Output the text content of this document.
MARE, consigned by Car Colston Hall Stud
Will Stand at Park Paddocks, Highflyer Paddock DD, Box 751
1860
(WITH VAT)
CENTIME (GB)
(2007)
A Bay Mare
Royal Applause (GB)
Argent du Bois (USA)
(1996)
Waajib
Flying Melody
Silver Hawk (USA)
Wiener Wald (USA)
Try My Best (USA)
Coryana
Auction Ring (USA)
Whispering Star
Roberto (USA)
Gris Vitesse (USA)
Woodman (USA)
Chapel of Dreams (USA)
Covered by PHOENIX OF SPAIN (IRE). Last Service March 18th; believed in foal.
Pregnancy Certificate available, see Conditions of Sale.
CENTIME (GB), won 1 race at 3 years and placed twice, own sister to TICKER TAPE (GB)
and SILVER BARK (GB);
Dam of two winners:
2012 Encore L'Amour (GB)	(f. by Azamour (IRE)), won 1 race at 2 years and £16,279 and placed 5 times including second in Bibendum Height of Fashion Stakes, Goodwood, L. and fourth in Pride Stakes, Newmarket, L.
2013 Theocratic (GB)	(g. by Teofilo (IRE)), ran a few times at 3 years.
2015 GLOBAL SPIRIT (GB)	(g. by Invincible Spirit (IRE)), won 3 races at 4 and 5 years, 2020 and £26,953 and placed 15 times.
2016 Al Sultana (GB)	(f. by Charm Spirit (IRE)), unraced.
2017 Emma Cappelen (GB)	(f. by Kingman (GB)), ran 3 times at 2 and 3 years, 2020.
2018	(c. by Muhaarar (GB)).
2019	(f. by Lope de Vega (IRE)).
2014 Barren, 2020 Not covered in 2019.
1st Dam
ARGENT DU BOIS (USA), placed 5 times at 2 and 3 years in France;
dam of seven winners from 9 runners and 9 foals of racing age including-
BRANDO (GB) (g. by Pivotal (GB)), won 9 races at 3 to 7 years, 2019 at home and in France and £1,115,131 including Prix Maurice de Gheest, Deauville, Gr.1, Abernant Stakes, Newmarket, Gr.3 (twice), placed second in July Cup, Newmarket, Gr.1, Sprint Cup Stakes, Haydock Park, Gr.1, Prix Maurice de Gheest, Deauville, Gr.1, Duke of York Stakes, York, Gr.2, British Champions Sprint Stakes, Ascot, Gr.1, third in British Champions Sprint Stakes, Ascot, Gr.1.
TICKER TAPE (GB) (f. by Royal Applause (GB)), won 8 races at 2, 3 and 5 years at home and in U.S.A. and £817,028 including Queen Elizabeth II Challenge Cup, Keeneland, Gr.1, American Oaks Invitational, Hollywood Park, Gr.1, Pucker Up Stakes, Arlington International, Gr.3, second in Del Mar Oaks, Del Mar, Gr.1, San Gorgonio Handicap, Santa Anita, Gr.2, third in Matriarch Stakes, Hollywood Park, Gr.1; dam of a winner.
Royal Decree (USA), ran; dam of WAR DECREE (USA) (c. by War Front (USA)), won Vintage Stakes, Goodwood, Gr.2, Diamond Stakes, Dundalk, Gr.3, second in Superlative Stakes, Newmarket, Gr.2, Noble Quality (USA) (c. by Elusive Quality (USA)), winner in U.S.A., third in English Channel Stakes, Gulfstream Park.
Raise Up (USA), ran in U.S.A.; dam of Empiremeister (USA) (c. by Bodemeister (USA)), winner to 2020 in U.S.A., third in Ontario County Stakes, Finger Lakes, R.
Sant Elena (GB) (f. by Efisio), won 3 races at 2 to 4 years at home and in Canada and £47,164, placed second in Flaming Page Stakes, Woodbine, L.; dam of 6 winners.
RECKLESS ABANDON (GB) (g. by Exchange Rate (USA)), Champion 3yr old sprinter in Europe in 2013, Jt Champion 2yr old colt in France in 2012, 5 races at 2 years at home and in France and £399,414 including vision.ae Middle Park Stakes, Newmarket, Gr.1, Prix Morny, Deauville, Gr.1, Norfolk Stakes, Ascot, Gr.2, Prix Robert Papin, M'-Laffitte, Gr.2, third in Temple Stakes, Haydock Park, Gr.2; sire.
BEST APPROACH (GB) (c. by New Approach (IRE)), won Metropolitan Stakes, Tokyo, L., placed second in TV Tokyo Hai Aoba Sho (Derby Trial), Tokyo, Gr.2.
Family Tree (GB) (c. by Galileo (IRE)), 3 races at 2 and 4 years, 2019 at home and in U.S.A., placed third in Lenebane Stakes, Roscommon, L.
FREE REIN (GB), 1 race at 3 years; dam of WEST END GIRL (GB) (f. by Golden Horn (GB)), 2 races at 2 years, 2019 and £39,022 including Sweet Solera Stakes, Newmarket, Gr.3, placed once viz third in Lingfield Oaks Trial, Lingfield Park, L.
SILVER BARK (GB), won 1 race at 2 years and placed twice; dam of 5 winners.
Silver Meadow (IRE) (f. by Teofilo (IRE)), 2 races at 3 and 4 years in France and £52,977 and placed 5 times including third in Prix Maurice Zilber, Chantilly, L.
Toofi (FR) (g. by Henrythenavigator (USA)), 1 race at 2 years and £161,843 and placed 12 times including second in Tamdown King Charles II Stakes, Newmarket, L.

_Required work_: Retype the listing exactly, in full.

_Worked answer_:
Output the text content of this document.
MARE, consigned by Car Colston Hall Stud
Will Stand at Park Paddocks, Highflyer Paddock DD, Box 751
1860
(WITH VAT)
CENTIME (GB)
(2007)
A Bay Mare
Royal Applause (GB)
Argent du Bois (USA)
(1996)
Waajib
Flying Melody
Silver Hawk (USA)
Wiener Wald (USA)
Try My Best (USA)
Coryana
Auction Ring (USA)
Whispering Star
Roberto (USA)
Gris Vitesse (USA)
Woodman (USA)
Chapel of Dreams (USA)
Covered by PHOENIX OF SPAIN (IRE). Last Service March 18th; believed in foal.
Pregnancy Certificate available, see Conditions of Sale.
CENTIME (GB), won 1 race at 3 years and placed twice, own sister to TICKER TAPE (GB)
and SILVER BARK (GB);
Dam of two winners:
2012 Encore L'Amour (GB)	(f. by Azamour (IRE)), won 1 race at 2 years and £16,279 and placed 5 times including second in Bibendum Height of Fashion Stakes, Goodwood, L. and fourth in Pride Stakes, Newmarket, L.
2013 Theocratic (GB)	(g. by Teofilo (IRE)), ran a few times at 3 years.
2015 GLOBAL SPIRIT (GB)	(g. by Invincible Spirit (IRE)), won 3 races at 4 and 5 years, 2020 and £26,953 and placed 15 times.
2016 Al Sultana (GB)	(f. by Charm Spirit (IRE)), unraced.
2017 Emma Cappelen (GB)	(f. by Kingman (GB)), ran 3 times at 2 and 3 years, 2020.
2018	(c. by Muhaarar (GB)).
2019	(f. by Lope de Vega (IRE)).
2014 Barren, 2020 Not covered in 2019.
1st Dam
ARGENT DU BOIS (USA), placed 5 times at 2 and 3 years in France;
dam of seven winners from 9 runners and 9 foals of racing age including-
BRANDO (GB) (g. by Pivotal (GB)), won 9 races at 3 to 7 years, 2019 at home and in France and £1,115,131 including Prix Maurice de Gheest, Deauville, Gr.1, Abernant Stakes, Newmarket, Gr.3 (twice), placed second in July Cup, Newmarket, Gr.1, Sprint Cup Stakes, Haydock Park, Gr.1, Prix Maurice de Gheest, Deauville, Gr.1, Duke of York Stakes, York, Gr.2, British Champions Sprint Stakes, Ascot, Gr.1, third in British Champions Sprint Stakes, Ascot, Gr.1.
TICKER TAPE (GB) (f. by Royal Applause (GB)), won 8 races at 2, 3 and 5 years at home and in U.S.A. and £817,028 including Queen Elizabeth II Challenge Cup, Keeneland, Gr.1, American Oaks Invitational, Hollywood Park, Gr.1, Pucker Up Stakes, Arlington International, Gr.3, second in Del Mar Oaks, Del Mar, Gr.1, San Gorgonio Handicap, Santa Anita, Gr.2, third in Matriarch Stakes, Hollywood Park, Gr.1; dam of a winner.
Royal Decree (USA), ran; dam of WAR DECREE (USA) (c. by War Front (USA)), won Vintage Stakes, Goodwood, Gr.2, Diamond Stakes, Dundalk, Gr.3, second in Superlative Stakes, Newmarket, Gr.2, Noble Quality (USA) (c. by Elusive Quality (USA)), winner in U.S.A., third in English Channel Stakes, Gulfstream Park.
Raise Up (USA), ran in U.S.A.; dam of Empiremeister (USA) (c. by Bodemeister (USA)), winner to 2020 in U.S.A., third in Ontario County Stakes, Finger Lakes, R.
Sant Elena (GB) (f. by Efisio), won 3 races at 2 to 4 years at home and in Canada and £47,164, placed second in Flaming Page Stakes, Woodbine, L.; dam of 6 winners.
RECKLESS ABANDON (GB) (g. by Exchange Rate (USA)), Champion 3yr old sprinter in Europe in 2013, Jt Champion 2yr old colt in France in 2012, 5 races at 2 years at home and in France and £399,414 including vision.ae Middle Park Stakes, Newmarket, Gr.1, Prix Morny, Deauville, Gr.1, Norfolk Stakes, Ascot, Gr.2, Prix Robert Papin, M'-Laffitte, Gr.2, third in Temple Stakes, Haydock Park, Gr.2; sire.
BEST APPROACH (GB) (c. by New Approach (IRE)), won Metropolitan Stakes, Tokyo, L., placed second in TV Tokyo Hai Aoba Sho (Derby Trial), Tokyo, Gr.2.
Family Tree (GB) (c. by Galileo (IRE)), 3 races at 2 and 4 years, 2019 at home and in U.S.A., placed third in Lenebane Stakes, Roscommon, L.
FREE REIN (GB), 1 race at 3 years; dam of WEST END GIRL (GB) (f. by Golden Horn (GB)), 2 races at 2 years, 2019 and £39,022 including Sweet Solera Stakes, Newmarket, Gr.3, placed once viz third in Lingfield Oaks Trial, Lingfield Park, L.
SILVER BARK (GB), won 1 race at 2 years and placed twice; dam of 5 winners.
Silver Meadow (IRE) (f. by Teofilo (IRE)), 2 races at 3 and 4 years in France and £52,977 and placed 5 times including third in Prix Maurice Zilber, Chantilly, L.
Toofi (FR) (g. by Henrythenavigator (USA)), 1 race at 2 years and £161,843 and placed 12 times including second in Tamdown King Charles II Stakes, Newmarket, L.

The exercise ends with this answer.